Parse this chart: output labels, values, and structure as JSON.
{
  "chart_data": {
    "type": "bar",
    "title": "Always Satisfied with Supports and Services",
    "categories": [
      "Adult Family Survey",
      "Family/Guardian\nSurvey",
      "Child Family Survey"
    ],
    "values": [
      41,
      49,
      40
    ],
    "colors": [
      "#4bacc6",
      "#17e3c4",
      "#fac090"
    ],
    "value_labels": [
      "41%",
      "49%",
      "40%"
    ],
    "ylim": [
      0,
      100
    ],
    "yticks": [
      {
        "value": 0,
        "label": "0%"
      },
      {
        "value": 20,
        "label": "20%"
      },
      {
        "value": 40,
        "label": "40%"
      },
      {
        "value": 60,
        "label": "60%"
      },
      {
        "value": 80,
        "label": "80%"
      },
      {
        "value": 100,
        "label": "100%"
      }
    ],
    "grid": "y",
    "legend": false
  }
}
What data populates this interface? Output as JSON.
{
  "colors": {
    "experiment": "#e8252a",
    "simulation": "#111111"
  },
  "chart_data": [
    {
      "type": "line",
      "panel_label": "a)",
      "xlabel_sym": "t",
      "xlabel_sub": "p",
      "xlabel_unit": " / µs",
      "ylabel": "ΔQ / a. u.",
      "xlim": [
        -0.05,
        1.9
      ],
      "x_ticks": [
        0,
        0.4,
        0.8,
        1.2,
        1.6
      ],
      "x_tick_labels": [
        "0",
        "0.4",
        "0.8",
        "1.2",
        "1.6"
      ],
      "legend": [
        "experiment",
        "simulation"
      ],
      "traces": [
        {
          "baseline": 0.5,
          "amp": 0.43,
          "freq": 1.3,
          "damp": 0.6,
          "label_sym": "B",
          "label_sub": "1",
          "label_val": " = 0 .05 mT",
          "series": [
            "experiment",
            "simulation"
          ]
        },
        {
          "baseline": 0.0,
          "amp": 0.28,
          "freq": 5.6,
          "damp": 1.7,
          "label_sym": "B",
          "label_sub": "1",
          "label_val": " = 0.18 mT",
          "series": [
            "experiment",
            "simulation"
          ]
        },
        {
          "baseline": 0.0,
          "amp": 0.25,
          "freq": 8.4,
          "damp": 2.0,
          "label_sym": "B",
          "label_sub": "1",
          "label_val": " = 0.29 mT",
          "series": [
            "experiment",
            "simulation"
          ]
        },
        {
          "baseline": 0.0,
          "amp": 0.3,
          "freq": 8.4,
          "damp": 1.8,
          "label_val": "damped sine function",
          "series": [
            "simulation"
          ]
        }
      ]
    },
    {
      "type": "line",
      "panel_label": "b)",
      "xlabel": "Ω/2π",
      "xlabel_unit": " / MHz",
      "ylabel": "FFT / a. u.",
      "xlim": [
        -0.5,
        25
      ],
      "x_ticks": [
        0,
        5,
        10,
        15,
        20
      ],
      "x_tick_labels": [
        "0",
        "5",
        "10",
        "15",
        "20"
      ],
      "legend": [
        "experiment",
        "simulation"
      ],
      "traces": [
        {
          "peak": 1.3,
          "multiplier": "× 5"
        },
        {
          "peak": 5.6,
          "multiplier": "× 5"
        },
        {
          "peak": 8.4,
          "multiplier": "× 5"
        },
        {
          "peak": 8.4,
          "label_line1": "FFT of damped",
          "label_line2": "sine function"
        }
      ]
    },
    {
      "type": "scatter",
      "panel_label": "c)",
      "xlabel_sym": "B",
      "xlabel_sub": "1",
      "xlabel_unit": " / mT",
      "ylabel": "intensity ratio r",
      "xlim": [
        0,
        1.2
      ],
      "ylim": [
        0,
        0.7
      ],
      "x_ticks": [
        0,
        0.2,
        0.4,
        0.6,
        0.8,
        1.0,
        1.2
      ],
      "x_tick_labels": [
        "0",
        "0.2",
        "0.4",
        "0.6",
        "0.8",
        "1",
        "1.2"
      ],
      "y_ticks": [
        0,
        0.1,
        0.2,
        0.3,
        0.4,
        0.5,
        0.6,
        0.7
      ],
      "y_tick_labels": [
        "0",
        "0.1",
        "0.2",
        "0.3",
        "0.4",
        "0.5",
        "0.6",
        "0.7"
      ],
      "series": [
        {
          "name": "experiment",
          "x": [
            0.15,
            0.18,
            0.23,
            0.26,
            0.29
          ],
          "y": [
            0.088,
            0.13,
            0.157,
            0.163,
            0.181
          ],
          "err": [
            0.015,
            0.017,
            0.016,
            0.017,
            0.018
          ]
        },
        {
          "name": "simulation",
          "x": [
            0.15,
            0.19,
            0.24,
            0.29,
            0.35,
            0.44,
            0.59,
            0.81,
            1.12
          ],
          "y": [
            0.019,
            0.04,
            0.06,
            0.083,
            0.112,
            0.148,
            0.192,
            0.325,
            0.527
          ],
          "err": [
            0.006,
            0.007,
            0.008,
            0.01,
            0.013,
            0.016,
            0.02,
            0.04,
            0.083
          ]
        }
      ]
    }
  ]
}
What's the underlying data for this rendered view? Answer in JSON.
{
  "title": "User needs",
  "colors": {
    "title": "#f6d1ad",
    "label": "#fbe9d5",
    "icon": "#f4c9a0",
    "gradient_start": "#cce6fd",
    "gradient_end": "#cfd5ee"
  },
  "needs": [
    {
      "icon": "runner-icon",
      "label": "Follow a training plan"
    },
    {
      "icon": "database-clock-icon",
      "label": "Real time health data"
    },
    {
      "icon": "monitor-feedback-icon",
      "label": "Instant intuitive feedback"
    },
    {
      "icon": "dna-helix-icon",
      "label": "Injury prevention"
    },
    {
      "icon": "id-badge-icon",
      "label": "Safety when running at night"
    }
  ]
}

### What is expected
Return every line holding the word "damped" from the records.

### Solution to this exercise
          "label_val": "damped sine function",
          "label_line1": "FFT of damped",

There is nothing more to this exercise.